WHAT TO PRODUCE: Transcribe the entries below exactly.

[Figure collection entries]
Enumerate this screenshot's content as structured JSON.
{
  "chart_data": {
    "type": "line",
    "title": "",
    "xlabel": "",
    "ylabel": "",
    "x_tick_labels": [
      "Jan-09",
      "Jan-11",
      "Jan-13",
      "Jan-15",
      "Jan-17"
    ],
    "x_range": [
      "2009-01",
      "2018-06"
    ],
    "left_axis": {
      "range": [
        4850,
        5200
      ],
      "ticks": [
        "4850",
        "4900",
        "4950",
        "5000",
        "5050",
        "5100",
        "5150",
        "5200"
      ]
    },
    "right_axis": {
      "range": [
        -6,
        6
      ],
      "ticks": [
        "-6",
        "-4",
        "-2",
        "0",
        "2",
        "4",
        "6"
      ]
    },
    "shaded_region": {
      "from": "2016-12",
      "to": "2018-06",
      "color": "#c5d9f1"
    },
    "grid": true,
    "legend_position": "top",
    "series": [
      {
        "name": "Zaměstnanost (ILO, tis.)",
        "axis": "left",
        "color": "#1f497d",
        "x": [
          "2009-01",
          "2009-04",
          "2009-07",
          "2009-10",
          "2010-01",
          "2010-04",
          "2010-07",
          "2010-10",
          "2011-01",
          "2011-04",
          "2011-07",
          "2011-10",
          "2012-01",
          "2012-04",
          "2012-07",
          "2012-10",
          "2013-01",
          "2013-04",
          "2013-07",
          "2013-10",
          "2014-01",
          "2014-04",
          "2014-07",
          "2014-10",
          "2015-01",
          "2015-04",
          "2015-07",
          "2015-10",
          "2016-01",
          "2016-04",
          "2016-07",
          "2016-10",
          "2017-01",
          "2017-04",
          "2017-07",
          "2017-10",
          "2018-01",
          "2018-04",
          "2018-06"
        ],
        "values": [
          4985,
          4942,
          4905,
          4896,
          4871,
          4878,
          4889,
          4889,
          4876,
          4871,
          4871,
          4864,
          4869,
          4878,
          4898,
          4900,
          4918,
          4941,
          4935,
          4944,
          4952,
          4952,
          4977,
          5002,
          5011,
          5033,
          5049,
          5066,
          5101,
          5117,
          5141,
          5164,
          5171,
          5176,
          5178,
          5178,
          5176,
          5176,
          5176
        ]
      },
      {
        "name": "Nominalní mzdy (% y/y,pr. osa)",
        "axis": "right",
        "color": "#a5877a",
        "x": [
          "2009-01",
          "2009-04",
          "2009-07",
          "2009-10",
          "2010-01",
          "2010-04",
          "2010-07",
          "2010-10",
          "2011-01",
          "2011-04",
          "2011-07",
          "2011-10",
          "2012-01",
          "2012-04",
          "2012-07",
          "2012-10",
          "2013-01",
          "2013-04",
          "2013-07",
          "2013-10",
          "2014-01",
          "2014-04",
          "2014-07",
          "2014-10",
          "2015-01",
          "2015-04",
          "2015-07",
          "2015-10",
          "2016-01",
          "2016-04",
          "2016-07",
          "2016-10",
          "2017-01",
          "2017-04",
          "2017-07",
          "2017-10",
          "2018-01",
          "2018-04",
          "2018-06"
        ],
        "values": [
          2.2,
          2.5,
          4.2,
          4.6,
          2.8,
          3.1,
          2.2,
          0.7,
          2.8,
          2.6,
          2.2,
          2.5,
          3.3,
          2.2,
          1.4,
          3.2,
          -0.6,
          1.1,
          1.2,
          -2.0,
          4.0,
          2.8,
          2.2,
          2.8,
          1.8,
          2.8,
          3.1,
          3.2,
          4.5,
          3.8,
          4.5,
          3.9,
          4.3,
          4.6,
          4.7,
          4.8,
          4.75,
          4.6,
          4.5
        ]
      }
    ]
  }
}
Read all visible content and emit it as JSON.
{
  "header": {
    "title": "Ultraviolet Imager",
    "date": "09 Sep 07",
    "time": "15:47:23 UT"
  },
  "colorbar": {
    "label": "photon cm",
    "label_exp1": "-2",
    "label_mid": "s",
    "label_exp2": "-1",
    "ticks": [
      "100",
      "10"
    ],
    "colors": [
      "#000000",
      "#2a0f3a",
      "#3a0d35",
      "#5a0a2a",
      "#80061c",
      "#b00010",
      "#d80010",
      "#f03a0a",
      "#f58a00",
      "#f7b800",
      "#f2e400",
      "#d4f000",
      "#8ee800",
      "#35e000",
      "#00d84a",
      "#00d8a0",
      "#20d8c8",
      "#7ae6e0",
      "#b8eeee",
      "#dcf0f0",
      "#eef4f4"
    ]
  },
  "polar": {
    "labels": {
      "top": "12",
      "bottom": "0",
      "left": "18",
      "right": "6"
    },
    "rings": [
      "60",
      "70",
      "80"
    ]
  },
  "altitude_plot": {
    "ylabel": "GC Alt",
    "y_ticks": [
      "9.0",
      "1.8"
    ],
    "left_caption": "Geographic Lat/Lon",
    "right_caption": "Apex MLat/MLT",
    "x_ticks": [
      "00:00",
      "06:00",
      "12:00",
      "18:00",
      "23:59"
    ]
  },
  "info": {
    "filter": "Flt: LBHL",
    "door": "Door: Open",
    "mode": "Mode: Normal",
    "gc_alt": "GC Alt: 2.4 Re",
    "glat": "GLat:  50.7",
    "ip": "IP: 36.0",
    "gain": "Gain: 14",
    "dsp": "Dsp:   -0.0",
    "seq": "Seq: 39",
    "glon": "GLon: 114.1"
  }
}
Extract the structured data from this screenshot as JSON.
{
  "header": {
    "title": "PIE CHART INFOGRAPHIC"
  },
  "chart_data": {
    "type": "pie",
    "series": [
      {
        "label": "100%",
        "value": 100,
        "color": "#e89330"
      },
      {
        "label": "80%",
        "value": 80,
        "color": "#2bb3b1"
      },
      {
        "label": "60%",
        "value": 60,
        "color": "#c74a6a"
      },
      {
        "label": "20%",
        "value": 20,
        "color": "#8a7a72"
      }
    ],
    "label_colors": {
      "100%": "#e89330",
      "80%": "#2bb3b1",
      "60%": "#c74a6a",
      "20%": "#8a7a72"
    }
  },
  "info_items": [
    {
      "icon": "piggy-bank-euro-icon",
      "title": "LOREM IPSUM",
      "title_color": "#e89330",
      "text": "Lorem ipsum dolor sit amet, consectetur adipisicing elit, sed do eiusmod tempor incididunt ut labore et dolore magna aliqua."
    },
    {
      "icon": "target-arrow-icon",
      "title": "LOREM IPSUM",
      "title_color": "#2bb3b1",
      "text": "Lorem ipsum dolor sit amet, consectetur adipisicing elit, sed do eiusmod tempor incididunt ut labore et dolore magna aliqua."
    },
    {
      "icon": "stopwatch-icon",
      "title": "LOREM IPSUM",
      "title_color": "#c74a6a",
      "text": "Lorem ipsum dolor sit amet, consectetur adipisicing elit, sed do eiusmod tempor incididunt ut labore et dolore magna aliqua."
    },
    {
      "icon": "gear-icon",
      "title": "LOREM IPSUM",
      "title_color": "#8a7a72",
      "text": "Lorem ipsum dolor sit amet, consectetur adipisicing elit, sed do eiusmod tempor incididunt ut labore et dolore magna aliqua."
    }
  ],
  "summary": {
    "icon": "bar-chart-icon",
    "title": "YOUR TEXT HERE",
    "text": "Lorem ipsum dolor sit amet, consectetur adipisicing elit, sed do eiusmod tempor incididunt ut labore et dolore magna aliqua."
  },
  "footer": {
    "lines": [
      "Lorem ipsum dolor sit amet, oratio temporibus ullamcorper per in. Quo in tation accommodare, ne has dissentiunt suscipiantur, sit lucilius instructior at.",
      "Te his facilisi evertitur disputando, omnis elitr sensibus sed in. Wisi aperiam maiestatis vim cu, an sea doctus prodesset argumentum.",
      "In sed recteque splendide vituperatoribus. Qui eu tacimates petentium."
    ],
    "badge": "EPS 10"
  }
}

SOLVED EXERCISE:
Enumerate this screenshot's content as structured JSON.
{
  "chart_data": {
    "type": "line",
    "title": "",
    "xlabel": "",
    "ylabel": "",
    "x_tick_labels": [
      "Jan-09",
      "Jan-11",
      "Jan-13",
      "Jan-15",
      "Jan-17"
    ],
    "x_range": [
      "2009-01",
      "2018-06"
    ],
    "left_axis": {
      "range": [
        4850,
        5200
      ],
      "ticks": [
        "4850",
        "4900",
        "4950",
        "5000",
        "5050",
        "5100",
        "5150",
        "5200"
      ]
    },
    "right_axis": {
      "range": [
        -6,
        6
      ],
      "ticks": [
        "-6",
        "-4",
        "-2",
        "0",
        "2",
        "4",
        "6"
      ]
    },
    "shaded_region": {
      "from": "2016-12",
      "to": "2018-06",
      "color": "#c5d9f1"
    },
    "grid": true,
    "legend_position": "top",
    "series": [
      {
        "name": "Zaměstnanost (ILO, tis.)",
        "axis": "left",
        "color": "#1f497d",
        "x": [
          "2009-01",
          "2009-04",
          "2009-07",
          "2009-10",
          "2010-01",
          "2010-04",
          "2010-07",
          "2010-10",
          "2011-01",
          "2011-04",
          "2011-07",
          "2011-10",
          "2012-01",
          "2012-04",
          "2012-07",
          "2012-10",
          "2013-01",
          "2013-04",
          "2013-07",
          "2013-10",
          "2014-01",
          "2014-04",
          "2014-07",
          "2014-10",
          "2015-01",
          "2015-04",
          "2015-07",
          "2015-10",
          "2016-01",
          "2016-04",
          "2016-07",
          "2016-10",
          "2017-01",
          "2017-04",
          "2017-07",
          "2017-10",
          "2018-01",
          "2018-04",
          "2018-06"
        ],
        "values": [
          4985,
          4942,
          4905,
          4896,
          4871,
          4878,
          4889,
          4889,
          4876,
          4871,
          4871,
          4864,
          4869,
          4878,
          4898,
          4900,
          4918,
          4941,
          4935,
          4944,
          4952,
          4952,
          4977,
          5002,
          5011,
          5033,
          5049,
          5066,
          5101,
          5117,
          5141,
          5164,
          5171,
          5176,
          5178,
          5178,
          5176,
          5176,
          5176
        ]
      },
      {
        "name": "Nominalní mzdy (% y/y,pr. osa)",
        "axis": "right",
        "color": "#a5877a",
        "x": [
          "2009-01",
          "2009-04",
          "2009-07",
          "2009-10",
          "2010-01",
          "2010-04",
          "2010-07",
          "2010-10",
          "2011-01",
          "2011-04",
          "2011-07",
          "2011-10",
          "2012-01",
          "2012-04",
          "2012-07",
          "2012-10",
          "2013-01",
          "2013-04",
          "2013-07",
          "2013-10",
          "2014-01",
          "2014-04",
          "2014-07",
          "2014-10",
          "2015-01",
          "2015-04",
          "2015-07",
          "2015-10",
          "2016-01",
          "2016-04",
          "2016-07",
          "2016-10",
          "2017-01",
          "2017-04",
          "2017-07",
          "2017-10",
          "2018-01",
          "2018-04",
          "2018-06"
        ],
        "values": [
          2.2,
          2.5,
          4.2,
          4.6,
          2.8,
          3.1,
          2.2,
          0.7,
          2.8,
          2.6,
          2.2,
          2.5,
          3.3,
          2.2,
          1.4,
          3.2,
          -0.6,
          1.1,
          1.2,
          -2.0,
          4.0,
          2.8,
          2.2,
          2.8,
          1.8,
          2.8,
          3.1,
          3.2,
          4.5,
          3.8,
          4.5,
          3.9,
          4.3,
          4.6,
          4.7,
          4.8,
          4.75,
          4.6,
          4.5
        ]
      }
    ]
  }
}
Read all visible content and emit it as JSON.
{
  "header": {
    "title": "Ultraviolet Imager",
    "date": "09 Sep 07",
    "time": "15:47:23 UT"
  },
  "colorbar": {
    "label": "photon cm",
    "label_exp1": "-2",
    "label_mid": "s",
    "label_exp2": "-1",
    "ticks": [
      "100",
      "10"
    ],
    "colors": [
      "#000000",
      "#2a0f3a",
      "#3a0d35",
      "#5a0a2a",
      "#80061c",
      "#b00010",
      "#d80010",
      "#f03a0a",
      "#f58a00",
      "#f7b800",
      "#f2e400",
      "#d4f000",
      "#8ee800",
      "#35e000",
      "#00d84a",
      "#00d8a0",
      "#20d8c8",
      "#7ae6e0",
      "#b8eeee",
      "#dcf0f0",
      "#eef4f4"
    ]
  },
  "polar": {
    "labels": {
      "top": "12",
      "bottom": "0",
      "left": "18",
      "right": "6"
    },
    "rings": [
      "60",
      "70",
      "80"
    ]
  },
  "altitude_plot": {
    "ylabel": "GC Alt",
    "y_ticks": [
      "9.0",
      "1.8"
    ],
    "left_caption": "Geographic Lat/Lon",
    "right_caption": "Apex MLat/MLT",
    "x_ticks": [
      "00:00",
      "06:00",
      "12:00",
      "18:00",
      "23:59"
    ]
  },
  "info": {
    "filter": "Flt: LBHL",
    "door": "Door: Open",
    "mode": "Mode: Normal",
    "gc_alt": "GC Alt: 2.4 Re",
    "glat": "GLat:  50.7",
    "ip": "IP: 36.0",
    "gain": "Gain: 14",
    "dsp": "Dsp:   -0.0",
    "seq": "Seq: 39",
    "glon": "GLon: 114.1"
  }
}
Extract the structured data from this screenshot as JSON.
{
  "header": {
    "title": "PIE CHART INFOGRAPHIC"
  },
  "chart_data": {
    "type": "pie",
    "series": [
      {
        "label": "100%",
        "value": 100,
        "color": "#e89330"
      },
      {
        "label": "80%",
        "value": 80,
        "color": "#2bb3b1"
      },
      {
        "label": "60%",
        "value": 60,
        "color": "#c74a6a"
      },
      {
        "label": "20%",
        "value": 20,
        "color": "#8a7a72"
      }
    ],
    "label_colors": {
      "100%": "#e89330",
      "80%": "#2bb3b1",
      "60%": "#c74a6a",
      "20%": "#8a7a72"
    }
  },
  "info_items": [
    {
      "icon": "piggy-bank-euro-icon",
      "title": "LOREM IPSUM",
      "title_color": "#e89330",
      "text": "Lorem ipsum dolor sit amet, consectetur adipisicing elit, sed do eiusmod tempor incididunt ut labore et dolore magna aliqua."
    },
    {
      "icon": "target-arrow-icon",
      "title": "LOREM IPSUM",
      "title_color": "#2bb3b1",
      "text": "Lorem ipsum dolor sit amet, consectetur adipisicing elit, sed do eiusmod tempor incididunt ut labore et dolore magna aliqua."
    },
    {
      "icon": "stopwatch-icon",
      "title": "LOREM IPSUM",
      "title_color": "#c74a6a",
      "text": "Lorem ipsum dolor sit amet, consectetur adipisicing elit, sed do eiusmod tempor incididunt ut labore et dolore magna aliqua."
    },
    {
      "icon": "gear-icon",
      "title": "LOREM IPSUM",
      "title_color": "#8a7a72",
      "text": "Lorem ipsum dolor sit amet, consectetur adipisicing elit, sed do eiusmod tempor incididunt ut labore et dolore magna aliqua."
    }
  ],
  "summary": {
    "icon": "bar-chart-icon",
    "title": "YOUR TEXT HERE",
    "text": "Lorem ipsum dolor sit amet, consectetur adipisicing elit, sed do eiusmod tempor incididunt ut labore et dolore magna aliqua."
  },
  "footer": {
    "lines": [
      "Lorem ipsum dolor sit amet, oratio temporibus ullamcorper per in. Quo in tation accommodare, ne has dissentiunt suscipiantur, sit lucilius instructior at.",
      "Te his facilisi evertitur disputando, omnis elitr sensibus sed in. Wisi aperiam maiestatis vim cu, an sea doctus prodesset argumentum.",
      "In sed recteque splendide vituperatoribus. Qui eu tacimates petentium."
    ],
    "badge": "EPS 10"
  }
}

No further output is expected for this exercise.